[start]

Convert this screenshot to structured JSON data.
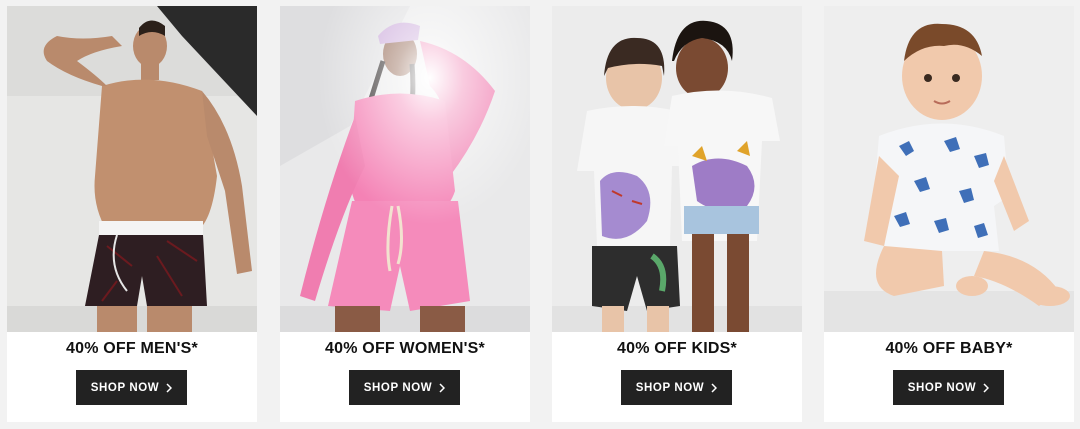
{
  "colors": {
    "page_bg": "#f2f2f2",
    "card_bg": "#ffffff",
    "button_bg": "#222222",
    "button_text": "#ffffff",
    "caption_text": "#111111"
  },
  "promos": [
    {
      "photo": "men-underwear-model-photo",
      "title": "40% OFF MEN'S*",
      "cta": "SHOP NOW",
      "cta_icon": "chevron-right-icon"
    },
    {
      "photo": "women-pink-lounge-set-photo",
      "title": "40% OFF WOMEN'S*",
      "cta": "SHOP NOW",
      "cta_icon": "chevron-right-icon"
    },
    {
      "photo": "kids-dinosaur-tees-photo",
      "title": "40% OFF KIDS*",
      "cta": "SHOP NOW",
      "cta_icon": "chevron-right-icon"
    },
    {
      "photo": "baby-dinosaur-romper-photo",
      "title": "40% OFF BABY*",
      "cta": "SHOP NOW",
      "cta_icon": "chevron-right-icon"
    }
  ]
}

[end]
[start]

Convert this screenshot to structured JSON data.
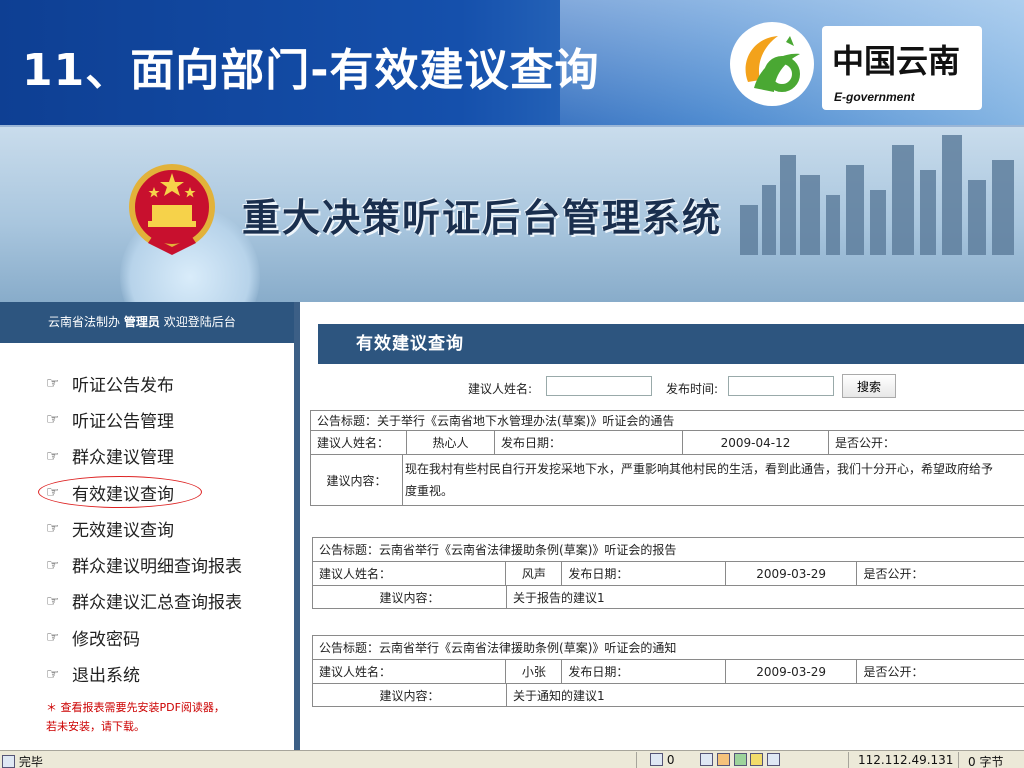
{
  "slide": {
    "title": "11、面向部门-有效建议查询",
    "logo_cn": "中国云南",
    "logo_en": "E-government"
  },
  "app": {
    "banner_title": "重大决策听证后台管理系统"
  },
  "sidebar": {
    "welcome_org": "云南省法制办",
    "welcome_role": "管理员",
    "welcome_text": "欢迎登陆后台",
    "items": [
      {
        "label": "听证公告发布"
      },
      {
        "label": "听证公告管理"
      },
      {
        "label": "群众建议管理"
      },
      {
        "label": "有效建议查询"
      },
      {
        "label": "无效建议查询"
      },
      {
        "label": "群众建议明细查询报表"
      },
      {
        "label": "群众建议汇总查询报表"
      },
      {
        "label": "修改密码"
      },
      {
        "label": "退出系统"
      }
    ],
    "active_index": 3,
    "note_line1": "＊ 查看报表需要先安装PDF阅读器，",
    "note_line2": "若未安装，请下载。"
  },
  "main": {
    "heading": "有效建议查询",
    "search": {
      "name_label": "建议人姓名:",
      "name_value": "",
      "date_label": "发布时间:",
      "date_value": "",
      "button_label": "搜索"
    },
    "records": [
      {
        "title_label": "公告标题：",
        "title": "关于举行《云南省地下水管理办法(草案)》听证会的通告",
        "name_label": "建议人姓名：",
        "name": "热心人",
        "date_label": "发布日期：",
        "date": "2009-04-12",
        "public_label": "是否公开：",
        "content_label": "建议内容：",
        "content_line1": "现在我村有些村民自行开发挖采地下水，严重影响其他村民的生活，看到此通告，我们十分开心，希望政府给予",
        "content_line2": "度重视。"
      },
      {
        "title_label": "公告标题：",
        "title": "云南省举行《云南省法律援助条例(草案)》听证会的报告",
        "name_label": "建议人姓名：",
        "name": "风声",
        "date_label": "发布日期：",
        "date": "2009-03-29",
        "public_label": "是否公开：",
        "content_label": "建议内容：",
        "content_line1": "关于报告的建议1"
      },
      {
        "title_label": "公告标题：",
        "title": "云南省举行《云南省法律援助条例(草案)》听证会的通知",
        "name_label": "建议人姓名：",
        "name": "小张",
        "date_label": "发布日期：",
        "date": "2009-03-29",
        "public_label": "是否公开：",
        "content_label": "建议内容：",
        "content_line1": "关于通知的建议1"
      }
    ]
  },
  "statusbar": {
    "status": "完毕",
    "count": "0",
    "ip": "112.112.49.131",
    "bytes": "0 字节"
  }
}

[end]

Your instructions: Which lines contain "有效建议查询"? Copy each of them.

Answer to the task:
    "title": "11、面向部门-有效建议查询",
        "label": "有效建议查询"
    "heading": "有效建议查询",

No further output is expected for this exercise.